GOAL OF THE EXERCISE: Reproduce all entries precisely, down to the last character.
# # # #
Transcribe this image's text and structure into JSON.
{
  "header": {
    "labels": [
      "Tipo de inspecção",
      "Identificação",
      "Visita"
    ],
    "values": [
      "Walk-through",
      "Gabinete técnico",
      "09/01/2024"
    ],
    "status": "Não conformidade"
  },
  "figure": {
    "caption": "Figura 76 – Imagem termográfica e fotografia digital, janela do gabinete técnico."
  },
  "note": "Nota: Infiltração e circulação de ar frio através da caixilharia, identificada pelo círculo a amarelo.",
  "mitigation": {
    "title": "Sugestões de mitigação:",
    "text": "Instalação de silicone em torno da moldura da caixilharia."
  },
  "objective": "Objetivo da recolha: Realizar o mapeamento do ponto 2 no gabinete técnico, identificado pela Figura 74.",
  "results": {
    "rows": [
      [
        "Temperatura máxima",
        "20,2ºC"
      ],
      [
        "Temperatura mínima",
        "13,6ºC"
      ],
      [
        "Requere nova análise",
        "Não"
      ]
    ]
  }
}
# # # #
EXERCISE OUTPUT:
Transcribe this image's text and structure into JSON.
{
  "header": {
    "labels": [
      "Tipo de inspecção",
      "Identificação",
      "Visita"
    ],
    "values": [
      "Walk-through",
      "Gabinete técnico",
      "09/01/2024"
    ],
    "status": "Não conformidade"
  },
  "figure": {
    "caption": "Figura 76 – Imagem termográfica e fotografia digital, janela do gabinete técnico."
  },
  "note": "Nota: Infiltração e circulação de ar frio através da caixilharia, identificada pelo círculo a amarelo.",
  "mitigation": {
    "title": "Sugestões de mitigação:",
    "text": "Instalação de silicone em torno da moldura da caixilharia."
  },
  "objective": "Objetivo da recolha: Realizar o mapeamento do ponto 2 no gabinete técnico, identificado pela Figura 74.",
  "results": {
    "rows": [
      [
        "Temperatura máxima",
        "20,2ºC"
      ],
      [
        "Temperatura mínima",
        "13,6ºC"
      ],
      [
        "Requere nova análise",
        "Não"
      ]
    ]
  }
}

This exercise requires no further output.